* **YOUR TASK**: "sigma" appears in how many lines of the entries? State only the number.

^^^^^^^^^^^^^^^^

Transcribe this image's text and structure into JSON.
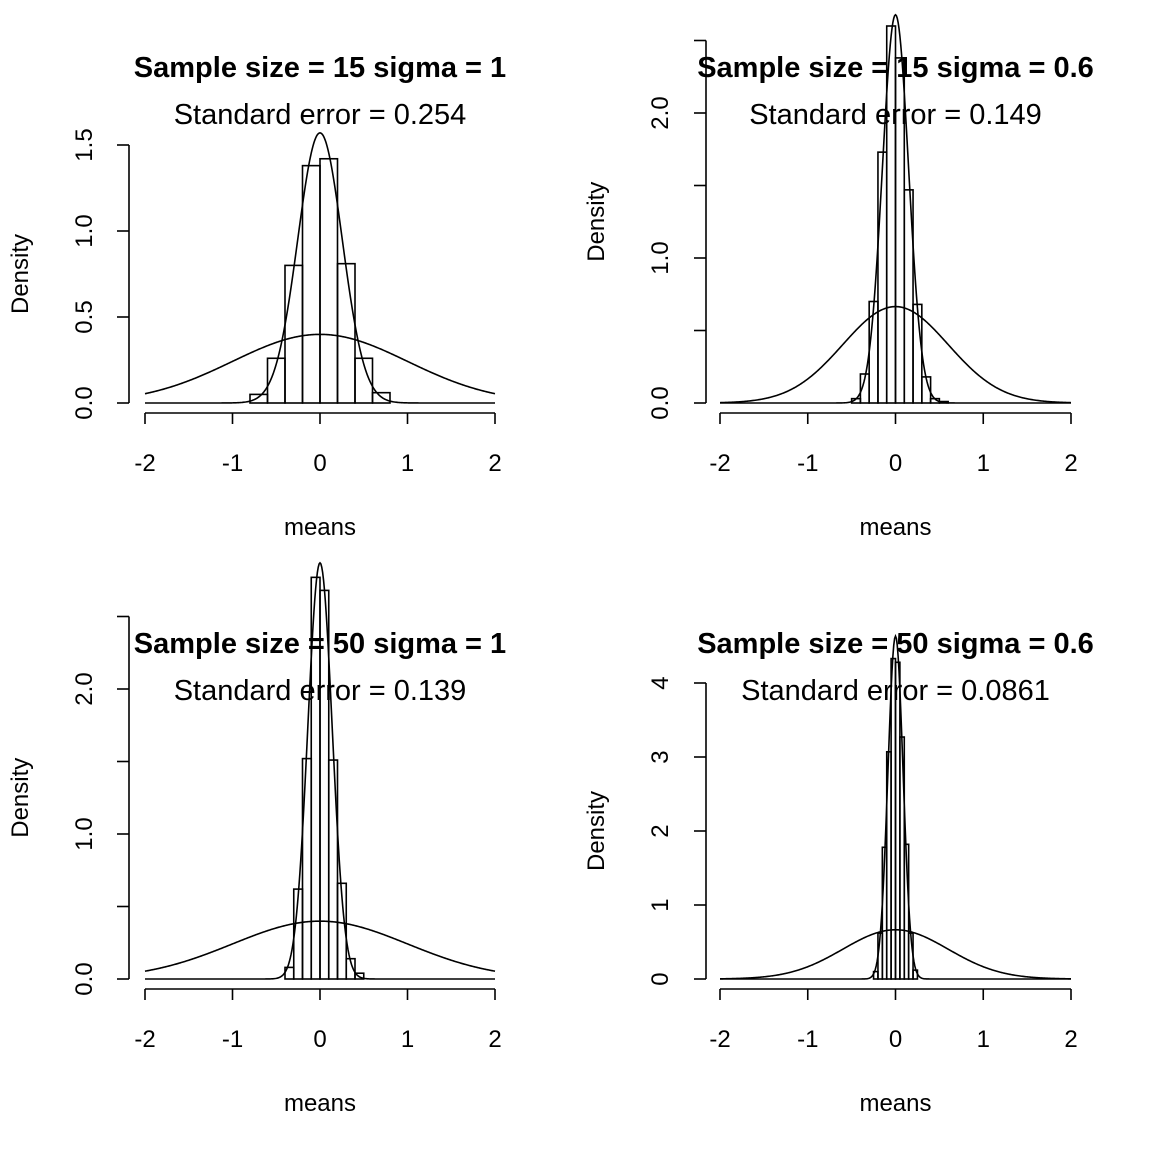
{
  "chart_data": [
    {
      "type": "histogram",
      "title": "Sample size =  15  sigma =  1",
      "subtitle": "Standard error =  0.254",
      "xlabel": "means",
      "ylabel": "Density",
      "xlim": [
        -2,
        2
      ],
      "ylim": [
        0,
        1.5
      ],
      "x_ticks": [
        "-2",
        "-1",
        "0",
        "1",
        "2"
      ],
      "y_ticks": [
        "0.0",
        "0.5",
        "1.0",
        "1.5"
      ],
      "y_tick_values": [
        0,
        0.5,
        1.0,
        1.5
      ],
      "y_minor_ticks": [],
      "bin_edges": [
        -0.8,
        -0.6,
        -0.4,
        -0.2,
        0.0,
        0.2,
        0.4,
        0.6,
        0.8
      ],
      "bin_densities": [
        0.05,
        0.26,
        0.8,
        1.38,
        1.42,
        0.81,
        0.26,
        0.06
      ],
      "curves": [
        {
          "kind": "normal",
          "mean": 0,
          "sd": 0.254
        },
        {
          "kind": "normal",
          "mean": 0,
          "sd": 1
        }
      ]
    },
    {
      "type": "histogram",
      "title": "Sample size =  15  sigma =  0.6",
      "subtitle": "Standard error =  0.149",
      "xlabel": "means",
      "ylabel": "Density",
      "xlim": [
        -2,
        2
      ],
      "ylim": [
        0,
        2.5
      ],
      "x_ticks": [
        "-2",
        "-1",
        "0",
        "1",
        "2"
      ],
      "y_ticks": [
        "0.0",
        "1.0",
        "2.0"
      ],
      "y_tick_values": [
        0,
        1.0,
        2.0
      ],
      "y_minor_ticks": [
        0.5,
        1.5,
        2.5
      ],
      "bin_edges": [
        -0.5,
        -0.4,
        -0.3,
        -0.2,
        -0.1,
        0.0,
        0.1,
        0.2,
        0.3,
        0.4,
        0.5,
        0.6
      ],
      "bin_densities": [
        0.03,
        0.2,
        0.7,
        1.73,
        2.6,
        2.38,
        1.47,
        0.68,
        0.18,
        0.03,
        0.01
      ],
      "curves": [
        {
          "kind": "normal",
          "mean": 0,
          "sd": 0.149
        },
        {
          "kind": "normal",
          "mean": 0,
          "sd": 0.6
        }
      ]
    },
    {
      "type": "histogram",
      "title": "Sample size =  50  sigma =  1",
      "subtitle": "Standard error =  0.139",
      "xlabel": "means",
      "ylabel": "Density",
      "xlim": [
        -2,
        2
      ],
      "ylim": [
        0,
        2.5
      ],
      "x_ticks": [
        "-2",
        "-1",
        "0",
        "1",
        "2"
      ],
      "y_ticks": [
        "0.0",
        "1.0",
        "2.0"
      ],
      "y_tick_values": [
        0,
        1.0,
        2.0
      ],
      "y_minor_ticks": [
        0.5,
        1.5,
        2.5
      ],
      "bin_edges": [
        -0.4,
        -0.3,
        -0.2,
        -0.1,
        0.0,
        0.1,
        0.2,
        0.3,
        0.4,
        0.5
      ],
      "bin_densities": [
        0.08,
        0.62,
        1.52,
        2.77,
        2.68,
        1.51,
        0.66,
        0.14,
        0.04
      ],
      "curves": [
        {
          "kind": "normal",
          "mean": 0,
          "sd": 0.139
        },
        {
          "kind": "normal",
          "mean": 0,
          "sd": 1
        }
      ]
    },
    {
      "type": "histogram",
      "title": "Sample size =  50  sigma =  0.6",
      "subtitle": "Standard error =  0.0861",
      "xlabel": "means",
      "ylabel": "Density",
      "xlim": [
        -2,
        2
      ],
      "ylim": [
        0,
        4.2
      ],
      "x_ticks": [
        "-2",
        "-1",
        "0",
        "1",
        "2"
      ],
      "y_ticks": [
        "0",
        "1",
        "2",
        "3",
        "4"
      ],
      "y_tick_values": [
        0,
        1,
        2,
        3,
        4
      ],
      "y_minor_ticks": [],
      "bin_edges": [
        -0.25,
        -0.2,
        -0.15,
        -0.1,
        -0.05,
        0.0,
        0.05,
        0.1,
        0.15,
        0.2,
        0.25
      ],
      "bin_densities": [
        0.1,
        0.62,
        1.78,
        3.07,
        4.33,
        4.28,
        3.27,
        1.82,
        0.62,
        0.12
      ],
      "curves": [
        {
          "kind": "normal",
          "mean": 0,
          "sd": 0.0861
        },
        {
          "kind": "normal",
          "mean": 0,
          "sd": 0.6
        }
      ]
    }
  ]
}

^^^^^^^^^^^^^^^^

* **TASK SOLUTION**: 4